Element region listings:
>> start
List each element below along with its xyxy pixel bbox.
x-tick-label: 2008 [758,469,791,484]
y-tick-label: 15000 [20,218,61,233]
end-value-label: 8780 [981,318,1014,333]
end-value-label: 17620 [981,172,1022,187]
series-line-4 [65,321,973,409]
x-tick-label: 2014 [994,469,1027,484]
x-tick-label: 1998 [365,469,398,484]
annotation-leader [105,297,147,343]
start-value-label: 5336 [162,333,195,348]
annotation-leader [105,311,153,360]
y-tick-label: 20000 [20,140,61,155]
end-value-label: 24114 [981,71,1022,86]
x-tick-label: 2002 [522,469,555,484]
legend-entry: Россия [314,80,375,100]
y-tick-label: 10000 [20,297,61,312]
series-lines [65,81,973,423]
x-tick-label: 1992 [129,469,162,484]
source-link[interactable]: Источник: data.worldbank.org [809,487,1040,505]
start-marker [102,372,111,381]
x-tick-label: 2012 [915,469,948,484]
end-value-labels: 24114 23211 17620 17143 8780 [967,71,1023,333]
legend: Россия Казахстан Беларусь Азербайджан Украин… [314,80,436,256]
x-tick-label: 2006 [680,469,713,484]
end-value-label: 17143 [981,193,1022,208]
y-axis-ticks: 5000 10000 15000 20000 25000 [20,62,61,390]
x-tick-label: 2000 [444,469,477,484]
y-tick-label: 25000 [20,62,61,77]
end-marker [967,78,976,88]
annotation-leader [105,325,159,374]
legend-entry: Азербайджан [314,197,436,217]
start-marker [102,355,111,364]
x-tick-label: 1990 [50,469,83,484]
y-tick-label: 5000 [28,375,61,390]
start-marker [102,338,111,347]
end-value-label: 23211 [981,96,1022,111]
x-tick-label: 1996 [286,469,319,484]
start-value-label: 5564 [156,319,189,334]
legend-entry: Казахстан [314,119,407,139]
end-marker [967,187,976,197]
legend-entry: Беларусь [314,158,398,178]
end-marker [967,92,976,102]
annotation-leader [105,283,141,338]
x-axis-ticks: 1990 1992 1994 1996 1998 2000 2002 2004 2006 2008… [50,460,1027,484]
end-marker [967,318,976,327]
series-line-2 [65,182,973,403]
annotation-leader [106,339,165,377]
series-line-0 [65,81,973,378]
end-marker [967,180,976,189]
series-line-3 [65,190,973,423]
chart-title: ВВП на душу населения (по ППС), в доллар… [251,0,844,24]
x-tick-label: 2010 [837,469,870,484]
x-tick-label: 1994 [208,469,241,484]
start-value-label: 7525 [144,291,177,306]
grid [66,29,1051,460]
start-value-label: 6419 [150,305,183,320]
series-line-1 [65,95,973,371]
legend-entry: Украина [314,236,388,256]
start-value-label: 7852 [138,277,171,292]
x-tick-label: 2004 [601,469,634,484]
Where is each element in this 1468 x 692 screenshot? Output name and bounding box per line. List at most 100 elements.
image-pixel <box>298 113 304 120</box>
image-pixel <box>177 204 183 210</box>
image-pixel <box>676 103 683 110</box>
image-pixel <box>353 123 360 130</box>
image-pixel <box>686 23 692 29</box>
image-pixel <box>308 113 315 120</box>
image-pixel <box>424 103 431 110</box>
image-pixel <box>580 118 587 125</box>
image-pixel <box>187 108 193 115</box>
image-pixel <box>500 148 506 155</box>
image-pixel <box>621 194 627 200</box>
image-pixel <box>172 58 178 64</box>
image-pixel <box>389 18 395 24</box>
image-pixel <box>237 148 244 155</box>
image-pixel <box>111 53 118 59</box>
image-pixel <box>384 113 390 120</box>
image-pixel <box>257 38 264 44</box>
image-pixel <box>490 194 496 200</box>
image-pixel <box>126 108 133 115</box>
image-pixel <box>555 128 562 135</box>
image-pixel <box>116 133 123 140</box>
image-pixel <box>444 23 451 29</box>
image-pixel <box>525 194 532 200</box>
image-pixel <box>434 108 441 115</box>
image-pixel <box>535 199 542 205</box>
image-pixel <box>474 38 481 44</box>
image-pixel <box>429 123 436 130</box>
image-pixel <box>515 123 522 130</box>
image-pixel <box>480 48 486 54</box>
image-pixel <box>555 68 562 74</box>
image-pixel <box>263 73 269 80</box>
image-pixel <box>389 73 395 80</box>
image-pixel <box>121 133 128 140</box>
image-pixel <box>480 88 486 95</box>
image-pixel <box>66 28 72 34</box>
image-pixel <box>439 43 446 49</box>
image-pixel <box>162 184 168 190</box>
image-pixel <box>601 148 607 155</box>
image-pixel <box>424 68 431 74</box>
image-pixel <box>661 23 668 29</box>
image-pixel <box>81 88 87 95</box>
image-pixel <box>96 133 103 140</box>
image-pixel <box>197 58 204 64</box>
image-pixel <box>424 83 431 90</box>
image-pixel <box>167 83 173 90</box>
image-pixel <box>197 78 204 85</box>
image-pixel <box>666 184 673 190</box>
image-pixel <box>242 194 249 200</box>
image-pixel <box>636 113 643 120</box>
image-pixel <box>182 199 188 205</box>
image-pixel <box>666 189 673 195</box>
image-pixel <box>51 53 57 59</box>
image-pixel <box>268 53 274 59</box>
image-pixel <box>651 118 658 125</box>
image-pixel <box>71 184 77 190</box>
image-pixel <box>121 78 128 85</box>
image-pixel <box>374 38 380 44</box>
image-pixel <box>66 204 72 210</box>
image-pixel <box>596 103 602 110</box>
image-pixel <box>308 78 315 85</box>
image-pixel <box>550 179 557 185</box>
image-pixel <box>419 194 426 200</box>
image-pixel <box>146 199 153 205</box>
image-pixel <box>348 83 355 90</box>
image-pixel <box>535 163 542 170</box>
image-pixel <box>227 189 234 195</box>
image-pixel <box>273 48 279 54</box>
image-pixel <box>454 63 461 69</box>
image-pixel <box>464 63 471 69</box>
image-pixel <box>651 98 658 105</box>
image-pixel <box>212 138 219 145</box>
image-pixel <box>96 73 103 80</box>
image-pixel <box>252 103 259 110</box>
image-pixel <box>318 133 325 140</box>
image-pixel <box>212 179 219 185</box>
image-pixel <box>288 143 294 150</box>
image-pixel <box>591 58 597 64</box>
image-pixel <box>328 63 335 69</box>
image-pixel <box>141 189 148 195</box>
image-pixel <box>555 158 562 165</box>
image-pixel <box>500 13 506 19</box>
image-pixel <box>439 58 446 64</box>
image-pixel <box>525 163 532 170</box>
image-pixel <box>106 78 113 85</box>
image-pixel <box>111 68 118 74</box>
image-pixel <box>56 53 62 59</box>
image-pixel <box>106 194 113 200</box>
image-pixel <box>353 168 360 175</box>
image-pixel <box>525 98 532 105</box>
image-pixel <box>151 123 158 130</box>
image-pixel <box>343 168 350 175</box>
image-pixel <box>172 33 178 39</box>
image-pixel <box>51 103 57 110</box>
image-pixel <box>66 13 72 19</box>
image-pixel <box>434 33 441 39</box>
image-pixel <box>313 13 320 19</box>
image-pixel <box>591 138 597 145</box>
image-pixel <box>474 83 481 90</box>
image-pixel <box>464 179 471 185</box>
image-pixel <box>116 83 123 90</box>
>> end
__STATED PROBLEM__:
Pull out every line of the data above that contains the string "Россия", matching case exactly.

__CORRECT RESULT__:
legend-entry: Россия [314,80,375,100]
legend: Россия Казахстан Беларусь Азербайджан Украин… [314,80,436,256]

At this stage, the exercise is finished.